[Dataset records]
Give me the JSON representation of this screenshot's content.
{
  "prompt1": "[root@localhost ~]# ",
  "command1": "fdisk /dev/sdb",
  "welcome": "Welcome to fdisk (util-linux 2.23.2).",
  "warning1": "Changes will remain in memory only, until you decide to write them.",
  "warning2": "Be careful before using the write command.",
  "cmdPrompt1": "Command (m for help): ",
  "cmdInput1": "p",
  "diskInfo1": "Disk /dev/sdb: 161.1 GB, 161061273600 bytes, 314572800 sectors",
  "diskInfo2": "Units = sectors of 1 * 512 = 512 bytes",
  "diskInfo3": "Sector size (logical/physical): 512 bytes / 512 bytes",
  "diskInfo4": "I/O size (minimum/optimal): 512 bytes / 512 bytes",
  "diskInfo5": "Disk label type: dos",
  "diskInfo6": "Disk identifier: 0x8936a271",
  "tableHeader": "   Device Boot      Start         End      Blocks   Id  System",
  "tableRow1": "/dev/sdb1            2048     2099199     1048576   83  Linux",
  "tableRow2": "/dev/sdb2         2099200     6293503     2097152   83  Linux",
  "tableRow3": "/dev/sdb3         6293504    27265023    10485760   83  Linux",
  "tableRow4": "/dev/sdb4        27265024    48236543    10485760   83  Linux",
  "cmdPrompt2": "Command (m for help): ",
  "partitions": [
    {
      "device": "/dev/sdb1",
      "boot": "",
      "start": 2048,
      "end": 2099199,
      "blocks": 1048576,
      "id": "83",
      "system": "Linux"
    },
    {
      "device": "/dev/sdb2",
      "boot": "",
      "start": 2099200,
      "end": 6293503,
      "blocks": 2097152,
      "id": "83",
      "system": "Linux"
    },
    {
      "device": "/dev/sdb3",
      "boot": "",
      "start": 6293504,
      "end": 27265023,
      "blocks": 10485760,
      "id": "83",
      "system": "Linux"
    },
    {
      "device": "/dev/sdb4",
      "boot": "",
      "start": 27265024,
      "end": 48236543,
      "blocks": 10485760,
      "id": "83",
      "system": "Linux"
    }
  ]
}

Problem to work on
Return every entry verbatim.

Task answer
Give me the JSON representation of this screenshot's content.
{
  "prompt1": "[root@localhost ~]# ",
  "command1": "fdisk /dev/sdb",
  "welcome": "Welcome to fdisk (util-linux 2.23.2).",
  "warning1": "Changes will remain in memory only, until you decide to write them.",
  "warning2": "Be careful before using the write command.",
  "cmdPrompt1": "Command (m for help): ",
  "cmdInput1": "p",
  "diskInfo1": "Disk /dev/sdb: 161.1 GB, 161061273600 bytes, 314572800 sectors",
  "diskInfo2": "Units = sectors of 1 * 512 = 512 bytes",
  "diskInfo3": "Sector size (logical/physical): 512 bytes / 512 bytes",
  "diskInfo4": "I/O size (minimum/optimal): 512 bytes / 512 bytes",
  "diskInfo5": "Disk label type: dos",
  "diskInfo6": "Disk identifier: 0x8936a271",
  "tableHeader": "   Device Boot      Start         End      Blocks   Id  System",
  "tableRow1": "/dev/sdb1            2048     2099199     1048576   83  Linux",
  "tableRow2": "/dev/sdb2         2099200     6293503     2097152   83  Linux",
  "tableRow3": "/dev/sdb3         6293504    27265023    10485760   83  Linux",
  "tableRow4": "/dev/sdb4        27265024    48236543    10485760   83  Linux",
  "cmdPrompt2": "Command (m for help): ",
  "partitions": [
    {
      "device": "/dev/sdb1",
      "boot": "",
      "start": 2048,
      "end": 2099199,
      "blocks": 1048576,
      "id": "83",
      "system": "Linux"
    },
    {
      "device": "/dev/sdb2",
      "boot": "",
      "start": 2099200,
      "end": 6293503,
      "blocks": 2097152,
      "id": "83",
      "system": "Linux"
    },
    {
      "device": "/dev/sdb3",
      "boot": "",
      "start": 6293504,
      "end": 27265023,
      "blocks": 10485760,
      "id": "83",
      "system": "Linux"
    },
    {
      "device": "/dev/sdb4",
      "boot": "",
      "start": 27265024,
      "end": 48236543,
      "blocks": 10485760,
      "id": "83",
      "system": "Linux"
    }
  ]
}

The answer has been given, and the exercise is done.